# Work instructions
Quote all of the data below exactly, please.

Records
────────────────────────────────────────

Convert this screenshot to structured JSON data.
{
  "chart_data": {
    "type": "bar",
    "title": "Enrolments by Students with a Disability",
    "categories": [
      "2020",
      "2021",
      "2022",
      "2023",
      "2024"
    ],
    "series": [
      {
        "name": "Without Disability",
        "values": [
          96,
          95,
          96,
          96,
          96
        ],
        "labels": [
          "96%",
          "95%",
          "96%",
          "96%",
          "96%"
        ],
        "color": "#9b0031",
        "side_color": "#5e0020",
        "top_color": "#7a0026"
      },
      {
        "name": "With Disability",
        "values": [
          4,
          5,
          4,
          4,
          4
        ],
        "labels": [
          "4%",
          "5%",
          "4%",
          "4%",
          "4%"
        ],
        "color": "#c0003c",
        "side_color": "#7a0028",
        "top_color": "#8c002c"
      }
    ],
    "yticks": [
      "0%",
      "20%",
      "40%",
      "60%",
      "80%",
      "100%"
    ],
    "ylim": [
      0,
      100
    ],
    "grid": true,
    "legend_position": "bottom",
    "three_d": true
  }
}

────────────────────────────────────────

# Complete response
Convert this screenshot to structured JSON data.
{
  "chart_data": {
    "type": "bar",
    "title": "Enrolments by Students with a Disability",
    "categories": [
      "2020",
      "2021",
      "2022",
      "2023",
      "2024"
    ],
    "series": [
      {
        "name": "Without Disability",
        "values": [
          96,
          95,
          96,
          96,
          96
        ],
        "labels": [
          "96%",
          "95%",
          "96%",
          "96%",
          "96%"
        ],
        "color": "#9b0031",
        "side_color": "#5e0020",
        "top_color": "#7a0026"
      },
      {
        "name": "With Disability",
        "values": [
          4,
          5,
          4,
          4,
          4
        ],
        "labels": [
          "4%",
          "5%",
          "4%",
          "4%",
          "4%"
        ],
        "color": "#c0003c",
        "side_color": "#7a0028",
        "top_color": "#8c002c"
      }
    ],
    "yticks": [
      "0%",
      "20%",
      "40%",
      "60%",
      "80%",
      "100%"
    ],
    "ylim": [
      0,
      100
    ],
    "grid": true,
    "legend_position": "bottom",
    "three_d": true
  }
}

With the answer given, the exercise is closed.